Testo da leggere:
--- --- ---

Partinico. Osservatorio “La Franca”: le tariffe Tarsu al posto della Tares

Applicare la vecchia tariffa Tarsu piuttosto che la nuova Tares, molto più costosa per i cittadini. A chiederlo ai vertici del Comune di Partinico, amministrazione e consiglio, è l’osservatorio per lo sviluppo e la legalità “Giuseppe La Franca” che avanza la proposta del mantenimento delle quote dello scorso anno al fine di non gravare ancor più sulla tasche dei cittadini. I rappresentanti dell’osservatorio tornano poi a chiedere dei chiarimenti sulle 200 istanze presentate nel febbraio dell’anno scorso, quando insieme agli ambientalisti e dopo l’ennesima emergenza igenico sanitaria, presentarono le firme al Comune per chiedere la riduzione della TARSU per “inadempimento contrattuale” nello svolgimento del servizio di gestione dei rifiuti, per grave violazione della disciplina di riferimento, in particolare l’Osservatorio ricorda le ripetute interruzioni del servizio che hanno determinato una seria situazione di danno alle persone e all’ambiente, culminata nella dichiarazione di“emergenza sanitaria” da parte dalla locale autorità sanitaria. A distanza di nove mesi ancora si attende una risposta. L’Osservatorio “La Franca” torna dunque ad occuparsi del problema e ricorda nel documento che la nuova tariffa TARES prevede la copertura del 100% del costo del servizio e quindi comporterà un notevole aumento dell’imposta da corrispondere. Gli aumenti medi vengono stimati nell’ordine del 40% circa rispetto alla tariffa TARSU 2012, con incrementi esponenziali invece per alcune categorie commerciali o di ristorazione. Quindi considerando lo stato di grave crisi economica in cui versano le famiglie l’Osservatorio chiede che vengano mantenente le tariffe della vecchia tassa.

--- --- ---

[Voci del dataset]
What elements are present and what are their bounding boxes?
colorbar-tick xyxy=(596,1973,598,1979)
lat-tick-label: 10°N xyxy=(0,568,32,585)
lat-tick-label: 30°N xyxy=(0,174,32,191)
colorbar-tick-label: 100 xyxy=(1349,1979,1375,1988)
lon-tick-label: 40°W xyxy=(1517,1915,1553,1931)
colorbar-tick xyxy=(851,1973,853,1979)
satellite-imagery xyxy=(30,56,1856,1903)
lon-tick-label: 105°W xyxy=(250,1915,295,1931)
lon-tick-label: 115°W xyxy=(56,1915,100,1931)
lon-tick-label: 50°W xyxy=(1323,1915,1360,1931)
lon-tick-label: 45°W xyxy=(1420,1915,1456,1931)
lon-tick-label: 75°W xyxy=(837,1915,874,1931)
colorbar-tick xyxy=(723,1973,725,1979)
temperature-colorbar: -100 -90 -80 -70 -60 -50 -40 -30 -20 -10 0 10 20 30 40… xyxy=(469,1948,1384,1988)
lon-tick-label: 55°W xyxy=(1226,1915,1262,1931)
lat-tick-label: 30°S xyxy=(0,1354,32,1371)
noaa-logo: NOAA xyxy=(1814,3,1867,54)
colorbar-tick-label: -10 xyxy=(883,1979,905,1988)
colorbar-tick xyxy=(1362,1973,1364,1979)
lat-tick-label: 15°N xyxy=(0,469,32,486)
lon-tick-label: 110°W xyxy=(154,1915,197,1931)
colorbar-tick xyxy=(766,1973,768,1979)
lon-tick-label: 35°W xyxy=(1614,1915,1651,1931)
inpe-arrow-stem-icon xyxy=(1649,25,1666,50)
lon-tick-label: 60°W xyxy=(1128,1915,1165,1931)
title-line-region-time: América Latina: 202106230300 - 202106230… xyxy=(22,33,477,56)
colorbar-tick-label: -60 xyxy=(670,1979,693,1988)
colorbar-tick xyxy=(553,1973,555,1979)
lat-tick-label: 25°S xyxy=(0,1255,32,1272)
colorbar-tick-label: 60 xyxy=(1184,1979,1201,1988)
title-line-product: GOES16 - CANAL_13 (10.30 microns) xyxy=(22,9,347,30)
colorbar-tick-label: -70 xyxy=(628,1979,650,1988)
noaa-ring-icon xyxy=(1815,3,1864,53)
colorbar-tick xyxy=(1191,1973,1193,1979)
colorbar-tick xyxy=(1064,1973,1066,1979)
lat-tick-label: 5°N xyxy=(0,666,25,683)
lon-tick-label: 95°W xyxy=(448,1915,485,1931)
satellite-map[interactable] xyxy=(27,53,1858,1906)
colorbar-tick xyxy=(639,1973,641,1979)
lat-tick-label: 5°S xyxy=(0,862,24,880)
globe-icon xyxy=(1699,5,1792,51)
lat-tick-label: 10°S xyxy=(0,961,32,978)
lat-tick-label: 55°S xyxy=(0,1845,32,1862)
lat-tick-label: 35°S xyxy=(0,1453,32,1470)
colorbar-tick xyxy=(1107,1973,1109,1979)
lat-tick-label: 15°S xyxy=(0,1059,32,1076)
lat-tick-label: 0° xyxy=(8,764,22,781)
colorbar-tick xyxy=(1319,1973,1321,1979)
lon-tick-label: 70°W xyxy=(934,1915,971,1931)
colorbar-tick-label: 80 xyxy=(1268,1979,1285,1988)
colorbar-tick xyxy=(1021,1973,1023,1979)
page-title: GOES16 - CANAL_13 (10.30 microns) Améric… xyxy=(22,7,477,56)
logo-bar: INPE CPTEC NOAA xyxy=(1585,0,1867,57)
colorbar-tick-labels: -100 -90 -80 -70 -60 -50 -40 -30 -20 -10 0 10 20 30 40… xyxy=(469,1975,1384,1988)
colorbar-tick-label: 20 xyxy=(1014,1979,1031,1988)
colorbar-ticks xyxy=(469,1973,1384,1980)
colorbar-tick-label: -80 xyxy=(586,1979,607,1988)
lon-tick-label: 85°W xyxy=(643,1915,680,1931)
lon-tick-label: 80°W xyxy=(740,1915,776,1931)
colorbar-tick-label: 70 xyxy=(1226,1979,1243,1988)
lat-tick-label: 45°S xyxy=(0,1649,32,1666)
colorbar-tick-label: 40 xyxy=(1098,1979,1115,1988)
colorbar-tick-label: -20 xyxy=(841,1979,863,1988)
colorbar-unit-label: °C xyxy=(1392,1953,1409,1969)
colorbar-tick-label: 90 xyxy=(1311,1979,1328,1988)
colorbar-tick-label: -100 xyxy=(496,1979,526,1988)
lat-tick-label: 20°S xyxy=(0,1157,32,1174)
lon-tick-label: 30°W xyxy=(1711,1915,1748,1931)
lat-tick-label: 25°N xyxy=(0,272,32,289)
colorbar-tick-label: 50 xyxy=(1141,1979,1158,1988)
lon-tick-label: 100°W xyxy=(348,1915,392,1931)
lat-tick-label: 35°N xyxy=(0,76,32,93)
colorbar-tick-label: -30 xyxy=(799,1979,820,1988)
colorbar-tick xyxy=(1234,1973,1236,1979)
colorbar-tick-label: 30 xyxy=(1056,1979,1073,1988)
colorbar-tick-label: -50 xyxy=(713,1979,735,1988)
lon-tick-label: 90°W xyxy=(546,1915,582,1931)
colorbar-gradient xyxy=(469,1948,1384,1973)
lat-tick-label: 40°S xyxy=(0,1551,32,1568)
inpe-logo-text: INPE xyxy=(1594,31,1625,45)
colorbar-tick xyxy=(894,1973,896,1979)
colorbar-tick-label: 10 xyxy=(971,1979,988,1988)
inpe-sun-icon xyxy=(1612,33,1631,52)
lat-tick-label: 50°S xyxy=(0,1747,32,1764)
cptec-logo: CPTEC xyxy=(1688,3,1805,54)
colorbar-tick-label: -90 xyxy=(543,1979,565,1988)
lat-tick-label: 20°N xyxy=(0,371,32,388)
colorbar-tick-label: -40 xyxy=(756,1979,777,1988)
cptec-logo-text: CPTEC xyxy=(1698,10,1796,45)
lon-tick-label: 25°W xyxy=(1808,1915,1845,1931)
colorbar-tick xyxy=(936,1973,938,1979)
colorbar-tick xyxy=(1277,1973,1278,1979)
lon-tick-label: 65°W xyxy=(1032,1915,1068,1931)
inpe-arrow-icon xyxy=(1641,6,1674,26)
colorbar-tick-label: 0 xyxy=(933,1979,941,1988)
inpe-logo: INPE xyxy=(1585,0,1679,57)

--- --- ---

Consegna: Indica se ciascuna delle seguenti affermazioni concorda con il testo sulle tariffe dei rifiuti a Partinico, rispondendo sì o no e citando le parole del testo che lo stabiliscono. 1. L'osservatorio chiede di applicare la nuova tariffa Tares. 2. Le istanze presentate al Comune per la riduzione della TARSU erano 200. 3. Gli aumenti medi previsti con la TARES sono stimati intorno al 40% rispetto alla TARSU 2012.

Risposta:
1. No: «Applicare la vecchia tariffa Tarsu piuttosto che la nuova Tares, molto più costosa per i cittadini».
2. Sì: «sulle 200 istanze presentate nel febbraio dell’anno scorso».
3. Sì: «Gli aumenti medi vengono stimati nell’ordine del 40% circa rispetto alla tariffa TARSU 2012».